* _EXERCISE_:
Return only the number of lines in the entries below that hold the word "activated".

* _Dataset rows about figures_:
Segment Open
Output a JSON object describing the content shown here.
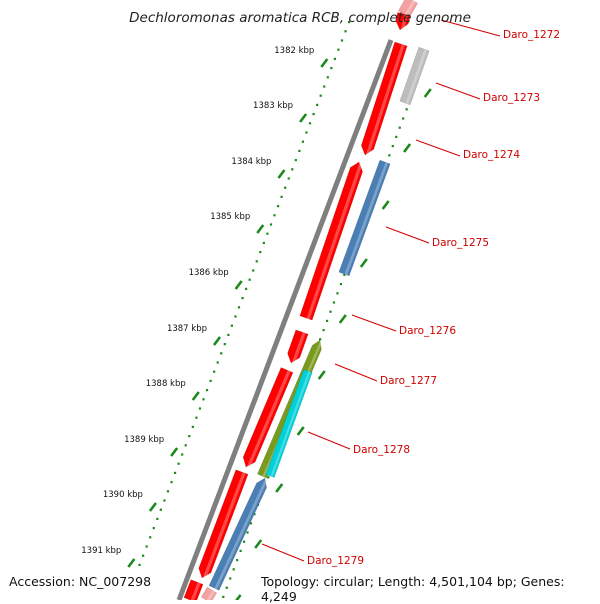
{
  "title": "Dechloromonas aromatica RCB, complete genome",
  "footer": {
    "accession": "Accession: NC_007298",
    "topology": "Topology: circular; Length: 4,501,104 bp; Genes: 4,249"
  },
  "colors": {
    "forward_gene": "#ff0000",
    "reverse_blue": "#4a7fb5",
    "reverse_gray": "#bdbdbd",
    "olive": "#7a9a1e",
    "cyan": "#00d0d8",
    "pink": "#f4a0a0",
    "backbone": "#808080",
    "tick": "#1a8a1a",
    "label": "#d00000"
  },
  "ruler_ticks": [
    "1382 kbp",
    "1383 kbp",
    "1384 kbp",
    "1385 kbp",
    "1386 kbp",
    "1387 kbp",
    "1388 kbp",
    "1389 kbp",
    "1390 kbp",
    "1391 kbp"
  ],
  "genes": [
    {
      "label": "Daro_1272"
    },
    {
      "label": "Daro_1273"
    },
    {
      "label": "Daro_1274"
    },
    {
      "label": "Daro_1275"
    },
    {
      "label": "Daro_1276"
    },
    {
      "label": "Daro_1277"
    },
    {
      "label": "Daro_1278"
    },
    {
      "label": "Daro_1279"
    }
  ]
}
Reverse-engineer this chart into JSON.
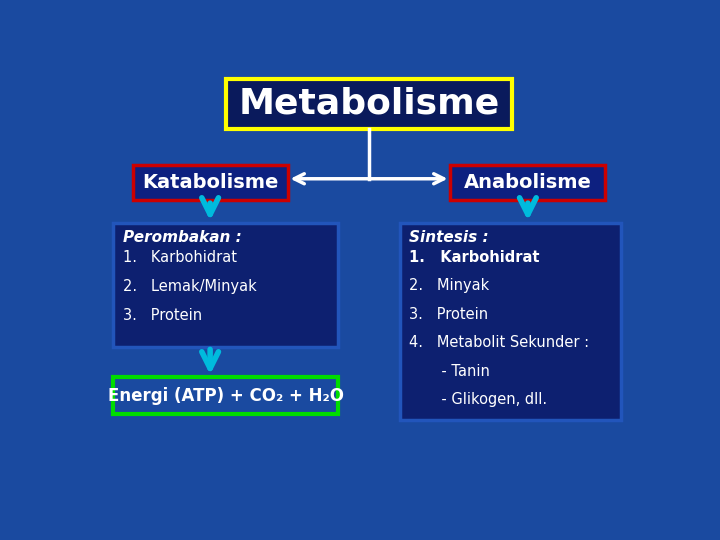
{
  "bg_color": "#1a4aa0",
  "title": "Metabolisme",
  "title_box_bg": "#0a1a5c",
  "title_box_border": "#ffff00",
  "title_color": "#ffffff",
  "katabolisme_label": "Katabolisme",
  "anabolisme_label": "Anabolisme",
  "kata_box_border": "#cc0000",
  "kata_box_bg": "#0d2080",
  "ana_box_border": "#cc0000",
  "ana_box_bg": "#0d2080",
  "perombakan_title": "Perombakan :",
  "perombakan_items": [
    "1.   Karbohidrat",
    "2.   Lemak/Minyak",
    "3.   Protein"
  ],
  "sintesis_title": "Sintesis :",
  "sintesis_items": [
    "1.   Karbohidrat",
    "2.   Minyak",
    "3.   Protein",
    "4.   Metabolit Sekunder :",
    "       - Tanin",
    "       - Glikogen, dll."
  ],
  "energi_label": "Energi (ATP) + CO₂ + H₂O",
  "energi_box_border": "#00dd00",
  "energi_box_bg": "#1a4aa0",
  "arrow_color": "#00bbdd",
  "content_box_border": "#2255bb",
  "content_box_bg": "#0d2070"
}
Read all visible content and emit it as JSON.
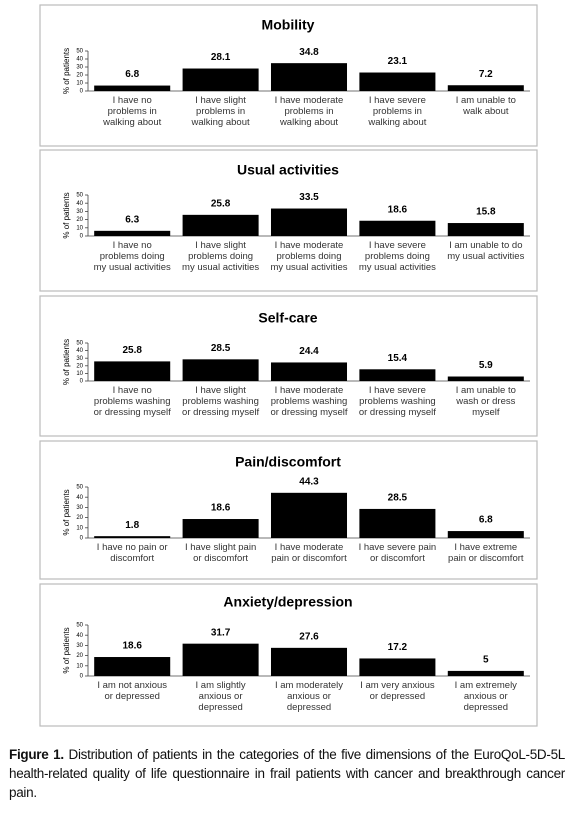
{
  "chart_data": [
    {
      "type": "bar",
      "title": "Mobility",
      "y_label": "% of patients",
      "color": "#000000",
      "ylim": [
        0,
        50
      ],
      "yticks": [
        0,
        10,
        20,
        30,
        40,
        50
      ],
      "categories": [
        "I have no\nproblems in\nwalking about",
        "I have slight\nproblems in\nwalking about",
        "I have moderate\nproblems in\nwalking about",
        "I have severe\nproblems in\nwalking about",
        "I am unable to\nwalk about"
      ],
      "values": [
        6.8,
        28.1,
        34.8,
        23.1,
        7.2
      ]
    },
    {
      "type": "bar",
      "title": "Usual activities",
      "y_label": "% of patients",
      "color": "#000000",
      "ylim": [
        0,
        50
      ],
      "yticks": [
        0,
        10,
        20,
        30,
        40,
        50
      ],
      "categories": [
        "I have no\nproblems doing\nmy usual activities",
        "I have slight\nproblems doing\nmy usual activities",
        "I have moderate\nproblems doing\nmy usual activities",
        "I have severe\nproblems doing\nmy usual activities",
        "I am unable to do\nmy usual activities"
      ],
      "values": [
        6.3,
        25.8,
        33.5,
        18.6,
        15.8
      ]
    },
    {
      "type": "bar",
      "title": "Self-care",
      "y_label": "% of patients",
      "color": "#000000",
      "ylim": [
        0,
        50
      ],
      "yticks": [
        0,
        10,
        20,
        30,
        40,
        50
      ],
      "categories": [
        "I have no\nproblems washing\nor dressing myself",
        "I have slight\nproblems washing\nor dressing myself",
        "I have moderate\nproblems washing\nor dressing myself",
        "I have severe\nproblems washing\nor dressing myself",
        "I am unable to\nwash or dress\nmyself"
      ],
      "values": [
        25.8,
        28.5,
        24.4,
        15.4,
        5.9
      ]
    },
    {
      "type": "bar",
      "title": "Pain/discomfort",
      "y_label": "% of patients",
      "color": "#000000",
      "ylim": [
        0,
        50
      ],
      "yticks": [
        0,
        10,
        20,
        30,
        40,
        50
      ],
      "categories": [
        "I have no pain or\ndiscomfort",
        "I have slight pain\nor discomfort",
        "I have moderate\npain or discomfort",
        "I have severe pain\nor discomfort",
        "I have extreme\npain or discomfort"
      ],
      "values": [
        1.8,
        18.6,
        44.3,
        28.5,
        6.8
      ]
    },
    {
      "type": "bar",
      "title": "Anxiety/depression",
      "y_label": "% of patients",
      "color": "#000000",
      "ylim": [
        0,
        50
      ],
      "yticks": [
        0,
        10,
        20,
        30,
        40,
        50
      ],
      "categories": [
        "I am not anxious\nor depressed",
        "I am slightly\nanxious or\ndepressed",
        "I am moderately\nanxious or\ndepressed",
        "I am very anxious\nor depressed",
        "I am extremely\nanxious or\ndepressed"
      ],
      "values": [
        18.6,
        31.7,
        27.6,
        17.2,
        5
      ]
    }
  ],
  "caption": {
    "label": "Figure 1.",
    "text": "Distribution of patients in the categories of the five dimensions of the EuroQoL-5D-5L health-related quality of life questionnaire in frail patients with cancer and breakthrough cancer pain."
  }
}
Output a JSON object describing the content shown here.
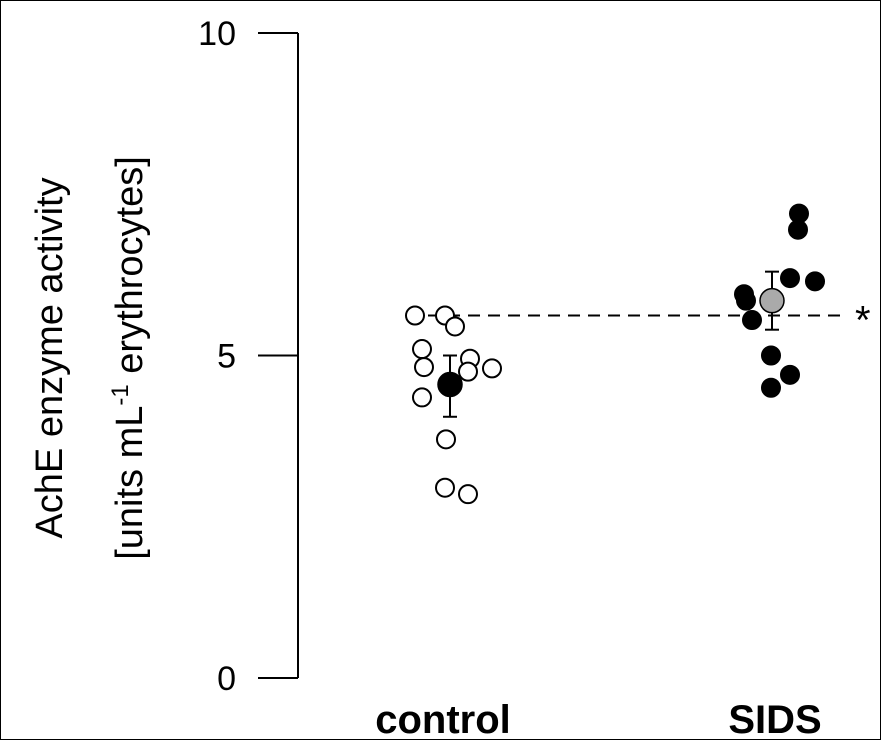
{
  "chart_data": {
    "type": "scatter",
    "ylabel_line1": "AchE enzyme activity",
    "ylabel_line2_pre": "[units mL",
    "ylabel_line2_sup": "-1",
    "ylabel_line2_post": " erythrocytes]",
    "ylim": [
      0,
      10
    ],
    "yticks": [
      "0",
      "5",
      "10"
    ],
    "categories": [
      "control",
      "SIDS"
    ],
    "reference_line": 5.62,
    "significance_label": "*",
    "grid": false,
    "groups": [
      {
        "category": "control",
        "marker": "open",
        "values": [
          5.62,
          5.62,
          5.45,
          5.1,
          4.95,
          4.82,
          4.8,
          4.75,
          4.35,
          3.7,
          2.95,
          2.85
        ],
        "mean": 4.55,
        "error": [
          4.05,
          5.0
        ],
        "mean_color": "#000000"
      },
      {
        "category": "SIDS",
        "marker": "filled",
        "values": [
          7.2,
          6.95,
          6.2,
          6.15,
          5.95,
          5.85,
          5.55,
          5.0,
          4.7,
          4.5
        ],
        "mean": 5.85,
        "error": [
          5.4,
          6.3
        ],
        "mean_color": "#aaaaaa"
      }
    ]
  }
}
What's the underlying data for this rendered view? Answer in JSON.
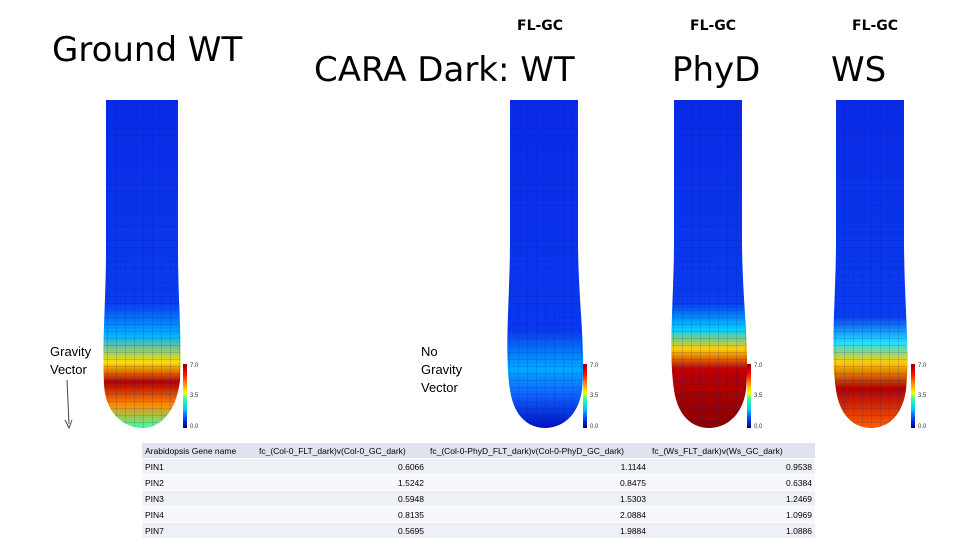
{
  "titles": {
    "ground": "Ground WT",
    "cara_dark": "CARA Dark: WT",
    "phyd": "PhyD",
    "ws": "WS"
  },
  "subtitles": [
    "FL-GC",
    "FL-GC",
    "FL-GC"
  ],
  "annotations": {
    "gravity_vector": [
      "Gravity",
      "Vector"
    ],
    "no_gravity_vector": [
      "No",
      "Gravity",
      "Vector"
    ]
  },
  "color_scale": {
    "max": "7.0",
    "mid": "3.5",
    "min": "0.0"
  },
  "table": {
    "headers": [
      "Arabidopsis Gene name",
      "fc_(Col-0_FLT_dark)v(Col-0_GC_dark)",
      "fc_(Col-0-PhyD_FLT_dark)v(Col-0-PhyD_GC_dark)",
      "fc_(Ws_FLT_dark)v(Ws_GC_dark)"
    ],
    "rows": [
      [
        "PIN1",
        "0.6066",
        "1.1144",
        "0.9538"
      ],
      [
        "PIN2",
        "1.5242",
        "0.8475",
        "0.6384"
      ],
      [
        "PIN3",
        "0.5948",
        "1.5303",
        "1.2469"
      ],
      [
        "PIN4",
        "0.8135",
        "2.0884",
        "1.0969"
      ],
      [
        "PIN7",
        "0.5695",
        "1.9884",
        "1.0886"
      ]
    ]
  },
  "colors": {
    "root_blue": "#0a28e6",
    "root_deep": "#00009a",
    "hot_red": "#b40000",
    "orange": "#ff8c00",
    "cyan": "#00d0ff",
    "green": "#40ffa0"
  }
}
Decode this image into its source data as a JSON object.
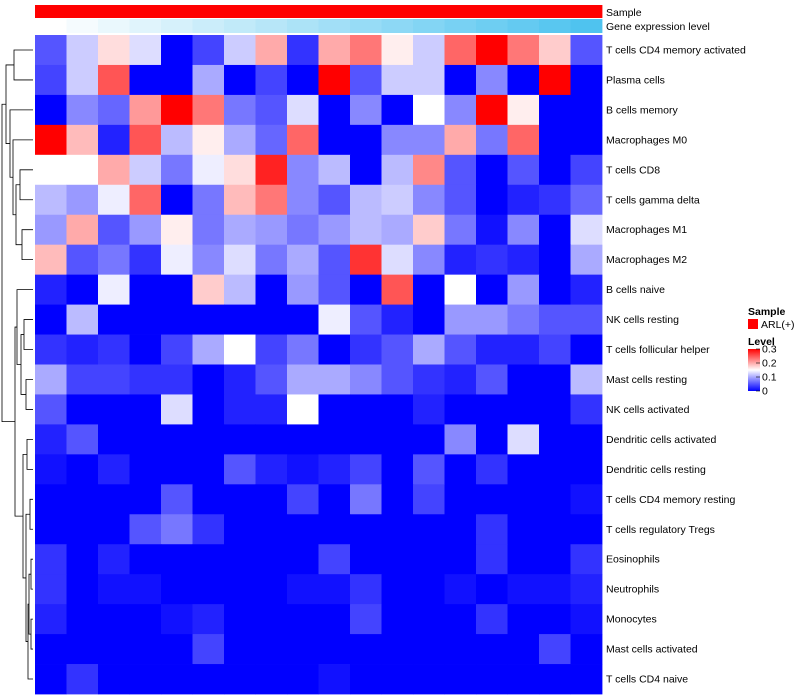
{
  "chart_data": {
    "type": "heatmap",
    "column_annotations": [
      {
        "name": "Sample",
        "kind": "categorical",
        "color": "#ff0000"
      },
      {
        "name": "Gene expression level",
        "kind": "continuous",
        "low_color": "#ffffff",
        "high_color": "#4fc3ef"
      }
    ],
    "rows": [
      "T cells CD4 memory activated",
      "Plasma cells",
      "B cells memory",
      "Macrophages M0",
      "T cells CD8",
      "T cells gamma delta",
      "Macrophages M1",
      "Macrophages M2",
      "B cells naive",
      "NK cells resting",
      "T cells follicular helper",
      "Mast cells resting",
      "NK cells activated",
      "Dendritic cells activated",
      "Dendritic cells resting",
      "T cells CD4 memory resting",
      "T cells regulatory  Tregs",
      "Eosinophils",
      "Neutrophils",
      "Monocytes",
      "Mast cells activated",
      "T cells CD4 naive"
    ],
    "n_columns": 18,
    "values": [
      [
        0.05,
        0.12,
        0.17,
        0.13,
        0.0,
        0.04,
        0.12,
        0.2,
        0.03,
        0.2,
        0.23,
        0.16,
        0.12,
        0.24,
        0.3,
        0.23,
        0.18,
        0.05
      ],
      [
        0.04,
        0.12,
        0.25,
        0.0,
        0.0,
        0.1,
        0.0,
        0.04,
        0.0,
        0.3,
        0.05,
        0.12,
        0.12,
        0.0,
        0.08,
        0.0,
        0.3,
        0.0
      ],
      [
        0.0,
        0.08,
        0.06,
        0.21,
        0.3,
        0.23,
        0.07,
        0.05,
        0.13,
        0.0,
        0.08,
        0.0,
        0.15,
        0.08,
        0.3,
        0.16,
        0.0,
        0.0
      ],
      [
        0.3,
        0.19,
        0.02,
        0.25,
        0.11,
        0.16,
        0.1,
        0.06,
        0.24,
        0.0,
        0.0,
        0.08,
        0.08,
        0.2,
        0.07,
        0.24,
        0.0,
        0.0
      ],
      [
        0.15,
        0.15,
        0.2,
        0.12,
        0.07,
        0.14,
        0.17,
        0.28,
        0.08,
        0.11,
        0.0,
        0.11,
        0.22,
        0.05,
        0.0,
        0.05,
        0.0,
        0.04
      ],
      [
        0.11,
        0.09,
        0.14,
        0.24,
        0.0,
        0.07,
        0.19,
        0.23,
        0.08,
        0.05,
        0.11,
        0.12,
        0.08,
        0.05,
        0.0,
        0.02,
        0.03,
        0.06
      ],
      [
        0.09,
        0.2,
        0.05,
        0.09,
        0.16,
        0.07,
        0.1,
        0.09,
        0.07,
        0.09,
        0.11,
        0.1,
        0.18,
        0.07,
        0.01,
        0.08,
        0.0,
        0.13
      ],
      [
        0.19,
        0.05,
        0.07,
        0.03,
        0.14,
        0.08,
        0.13,
        0.07,
        0.1,
        0.05,
        0.27,
        0.13,
        0.08,
        0.02,
        0.03,
        0.02,
        0.0,
        0.1
      ],
      [
        0.02,
        0.0,
        0.14,
        0.0,
        0.0,
        0.18,
        0.11,
        0.0,
        0.09,
        0.05,
        0.0,
        0.25,
        0.0,
        0.15,
        0.0,
        0.09,
        0.0,
        0.02
      ],
      [
        0.0,
        0.11,
        0.0,
        0.0,
        0.0,
        0.0,
        0.0,
        0.0,
        0.0,
        0.14,
        0.05,
        0.02,
        0.0,
        0.09,
        0.09,
        0.07,
        0.05,
        0.05
      ],
      [
        0.03,
        0.02,
        0.03,
        0.0,
        0.04,
        0.1,
        0.15,
        0.04,
        0.07,
        0.0,
        0.03,
        0.05,
        0.1,
        0.05,
        0.02,
        0.02,
        0.04,
        0.0
      ],
      [
        0.1,
        0.04,
        0.04,
        0.03,
        0.03,
        0.0,
        0.02,
        0.05,
        0.1,
        0.1,
        0.08,
        0.05,
        0.03,
        0.02,
        0.05,
        0.0,
        0.0,
        0.11
      ],
      [
        0.05,
        0.0,
        0.0,
        0.0,
        0.13,
        0.0,
        0.02,
        0.02,
        0.15,
        0.0,
        0.0,
        0.0,
        0.02,
        0.0,
        0.0,
        0.0,
        0.0,
        0.03
      ],
      [
        0.02,
        0.05,
        0.0,
        0.0,
        0.0,
        0.0,
        0.0,
        0.0,
        0.0,
        0.0,
        0.0,
        0.0,
        0.0,
        0.08,
        0.0,
        0.13,
        0.0,
        0.0
      ],
      [
        0.01,
        0.0,
        0.02,
        0.0,
        0.0,
        0.0,
        0.05,
        0.02,
        0.01,
        0.02,
        0.04,
        0.0,
        0.05,
        0.0,
        0.03,
        0.0,
        0.0,
        0.0
      ],
      [
        0.0,
        0.0,
        0.0,
        0.0,
        0.05,
        0.0,
        0.0,
        0.0,
        0.04,
        0.0,
        0.07,
        0.0,
        0.04,
        0.0,
        0.0,
        0.0,
        0.0,
        0.01
      ],
      [
        0.0,
        0.0,
        0.0,
        0.05,
        0.07,
        0.03,
        0.0,
        0.0,
        0.0,
        0.0,
        0.0,
        0.0,
        0.0,
        0.0,
        0.03,
        0.0,
        0.0,
        0.0
      ],
      [
        0.03,
        0.0,
        0.02,
        0.0,
        0.0,
        0.0,
        0.0,
        0.0,
        0.0,
        0.04,
        0.0,
        0.0,
        0.0,
        0.0,
        0.03,
        0.0,
        0.0,
        0.03
      ],
      [
        0.03,
        0.0,
        0.01,
        0.01,
        0.0,
        0.0,
        0.0,
        0.0,
        0.01,
        0.01,
        0.03,
        0.0,
        0.0,
        0.01,
        0.0,
        0.01,
        0.01,
        0.02
      ],
      [
        0.02,
        0.0,
        0.0,
        0.0,
        0.01,
        0.02,
        0.0,
        0.0,
        0.0,
        0.0,
        0.04,
        0.0,
        0.0,
        0.0,
        0.03,
        0.0,
        0.0,
        0.01
      ],
      [
        0.0,
        0.0,
        0.0,
        0.0,
        0.0,
        0.04,
        0.0,
        0.0,
        0.0,
        0.0,
        0.0,
        0.0,
        0.0,
        0.0,
        0.0,
        0.0,
        0.04,
        0.0
      ],
      [
        0.0,
        0.03,
        0.0,
        0.0,
        0.0,
        0.0,
        0.0,
        0.0,
        0.0,
        0.01,
        0.0,
        0.0,
        0.0,
        0.0,
        0.0,
        0.0,
        0.0,
        0.0
      ]
    ],
    "color_scale": {
      "stops": [
        {
          "value": 0,
          "color": "#0000ff"
        },
        {
          "value": 0.15,
          "color": "#ffffff"
        },
        {
          "value": 0.3,
          "color": "#ff0000"
        }
      ]
    },
    "legend": {
      "placement": "right",
      "sample": {
        "title": "Sample",
        "items": [
          {
            "label": "ARL(+)",
            "color": "#ff0000"
          }
        ]
      },
      "level": {
        "title": "Level",
        "range": [
          0,
          0.3
        ],
        "ticks": [
          0.3,
          0.2,
          0.1,
          0
        ],
        "tick_labels": [
          "0.3",
          "0.2",
          "0.1",
          "0"
        ]
      }
    },
    "row_dendrogram": true,
    "grid": false
  }
}
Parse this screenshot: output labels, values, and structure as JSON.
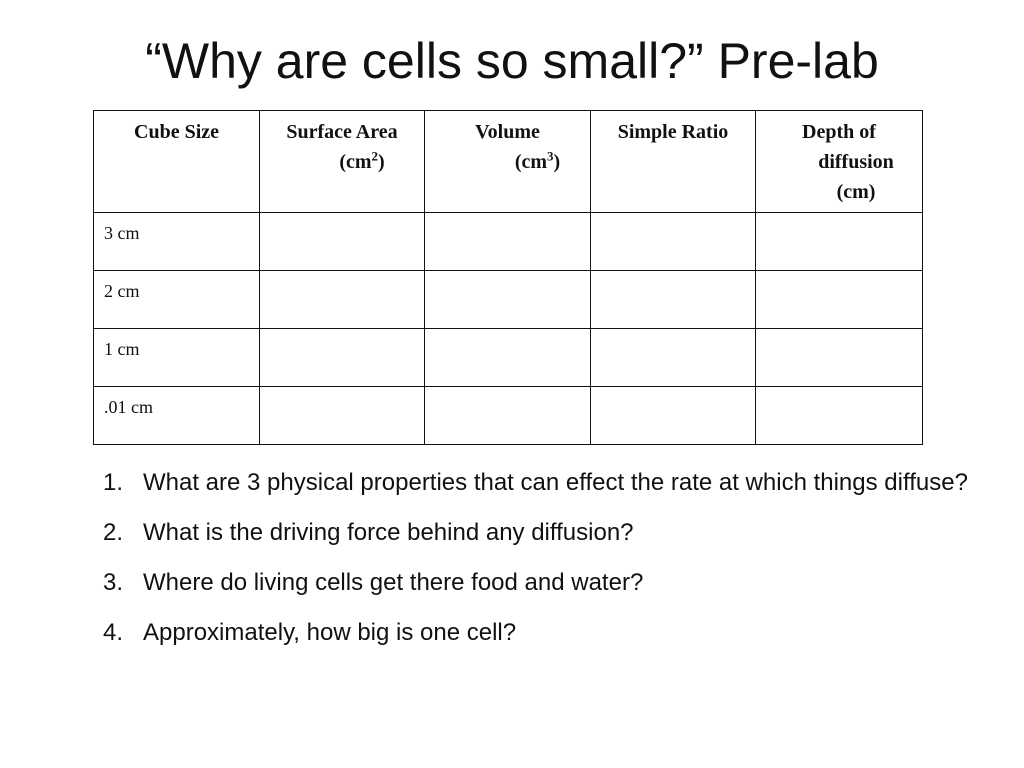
Segment Closed
* _ANSWER SPACE_:
4